[Stored dataset items]

● ● ● ●

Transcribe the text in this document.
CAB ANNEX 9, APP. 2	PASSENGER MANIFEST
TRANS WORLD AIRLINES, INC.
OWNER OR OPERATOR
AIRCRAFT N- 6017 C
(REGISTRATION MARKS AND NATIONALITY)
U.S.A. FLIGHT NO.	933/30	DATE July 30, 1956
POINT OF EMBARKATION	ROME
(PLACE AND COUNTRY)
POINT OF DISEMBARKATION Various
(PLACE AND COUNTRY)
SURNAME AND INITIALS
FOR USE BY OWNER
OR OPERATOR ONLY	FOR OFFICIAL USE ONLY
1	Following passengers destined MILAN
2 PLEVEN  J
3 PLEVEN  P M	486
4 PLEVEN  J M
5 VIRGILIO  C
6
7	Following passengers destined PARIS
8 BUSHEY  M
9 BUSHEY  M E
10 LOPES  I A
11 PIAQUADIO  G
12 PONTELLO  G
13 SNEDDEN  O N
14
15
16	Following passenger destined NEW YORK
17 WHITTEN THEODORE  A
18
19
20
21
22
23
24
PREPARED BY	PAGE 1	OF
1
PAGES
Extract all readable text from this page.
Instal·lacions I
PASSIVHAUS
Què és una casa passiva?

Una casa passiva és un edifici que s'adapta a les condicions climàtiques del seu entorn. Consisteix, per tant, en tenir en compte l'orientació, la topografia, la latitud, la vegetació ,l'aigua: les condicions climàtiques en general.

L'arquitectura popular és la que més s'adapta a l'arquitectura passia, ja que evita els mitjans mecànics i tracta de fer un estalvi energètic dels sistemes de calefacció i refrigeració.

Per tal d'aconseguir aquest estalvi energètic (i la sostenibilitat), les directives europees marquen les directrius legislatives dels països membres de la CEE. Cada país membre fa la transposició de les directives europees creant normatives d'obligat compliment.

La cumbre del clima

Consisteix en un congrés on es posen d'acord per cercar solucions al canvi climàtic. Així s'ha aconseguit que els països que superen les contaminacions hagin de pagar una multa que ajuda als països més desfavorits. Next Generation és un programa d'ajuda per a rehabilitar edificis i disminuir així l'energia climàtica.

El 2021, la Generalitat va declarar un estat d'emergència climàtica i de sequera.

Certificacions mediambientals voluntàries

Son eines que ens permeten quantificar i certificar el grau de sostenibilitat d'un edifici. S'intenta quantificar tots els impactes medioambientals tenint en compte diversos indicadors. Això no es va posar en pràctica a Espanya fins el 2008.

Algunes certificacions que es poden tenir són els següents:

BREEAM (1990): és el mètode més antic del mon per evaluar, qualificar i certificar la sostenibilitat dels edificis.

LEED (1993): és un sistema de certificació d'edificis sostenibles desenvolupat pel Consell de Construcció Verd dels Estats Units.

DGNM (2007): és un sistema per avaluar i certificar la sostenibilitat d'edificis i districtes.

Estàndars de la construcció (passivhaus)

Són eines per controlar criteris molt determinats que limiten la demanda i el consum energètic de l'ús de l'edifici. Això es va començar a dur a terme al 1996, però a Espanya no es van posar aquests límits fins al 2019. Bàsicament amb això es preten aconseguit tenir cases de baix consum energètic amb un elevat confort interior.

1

● ● ● ●

- _GOAL OF THE EXERCISE_: Transcribe all of the material exactly. Omit nothing.

- _EXERCISE RESPONSE_:
Transcribe the text in this document.
CAB ANNEX 9, APP. 2	PASSENGER MANIFEST
TRANS WORLD AIRLINES, INC.
OWNER OR OPERATOR
AIRCRAFT N- 6017 C
(REGISTRATION MARKS AND NATIONALITY)
U.S.A. FLIGHT NO.	933/30	DATE July 30, 1956
POINT OF EMBARKATION	ROME
(PLACE AND COUNTRY)
POINT OF DISEMBARKATION Various
(PLACE AND COUNTRY)
SURNAME AND INITIALS
FOR USE BY OWNER
OR OPERATOR ONLY	FOR OFFICIAL USE ONLY
1	Following passengers destined MILAN
2 PLEVEN  J
3 PLEVEN  P M	486
4 PLEVEN  J M
5 VIRGILIO  C
6
7	Following passengers destined PARIS
8 BUSHEY  M
9 BUSHEY  M E
10 LOPES  I A
11 PIAQUADIO  G
12 PONTELLO  G
13 SNEDDEN  O N
14
15
16	Following passenger destined NEW YORK
17 WHITTEN THEODORE  A
18
19
20
21
22
23
24
PREPARED BY	PAGE 1	OF
1
PAGES
Extract all readable text from this page.
Instal·lacions I
PASSIVHAUS
Què és una casa passiva?

Una casa passiva és un edifici que s'adapta a les condicions climàtiques del seu entorn. Consisteix, per tant, en tenir en compte l'orientació, la topografia, la latitud, la vegetació ,l'aigua: les condicions climàtiques en general.

L'arquitectura popular és la que més s'adapta a l'arquitectura passia, ja que evita els mitjans mecànics i tracta de fer un estalvi energètic dels sistemes de calefacció i refrigeració.

Per tal d'aconseguir aquest estalvi energètic (i la sostenibilitat), les directives europees marquen les directrius legislatives dels països membres de la CEE. Cada país membre fa la transposició de les directives europees creant normatives d'obligat compliment.

La cumbre del clima

Consisteix en un congrés on es posen d'acord per cercar solucions al canvi climàtic. Així s'ha aconseguit que els països que superen les contaminacions hagin de pagar una multa que ajuda als països més desfavorits. Next Generation és un programa d'ajuda per a rehabilitar edificis i disminuir així l'energia climàtica.

El 2021, la Generalitat va declarar un estat d'emergència climàtica i de sequera.

Certificacions mediambientals voluntàries

Son eines que ens permeten quantificar i certificar el grau de sostenibilitat d'un edifici. S'intenta quantificar tots els impactes medioambientals tenint en compte diversos indicadors. Això no es va posar en pràctica a Espanya fins el 2008.

Algunes certificacions que es poden tenir són els següents:

BREEAM (1990): és el mètode més antic del mon per evaluar, qualificar i certificar la sostenibilitat dels edificis.

LEED (1993): és un sistema de certificació d'edificis sostenibles desenvolupat pel Consell de Construcció Verd dels Estats Units.

DGNM (2007): és un sistema per avaluar i certificar la sostenibilitat d'edificis i districtes.

Estàndars de la construcció (passivhaus)

Són eines per controlar criteris molt determinats que limiten la demanda i el consum energètic de l'ús de l'edifici. Això es va començar a dur a terme al 1996, però a Espanya no es van posar aquests límits fins al 2019. Bàsicament amb això es preten aconseguit tenir cases de baix consum energètic amb un elevat confort interior.

1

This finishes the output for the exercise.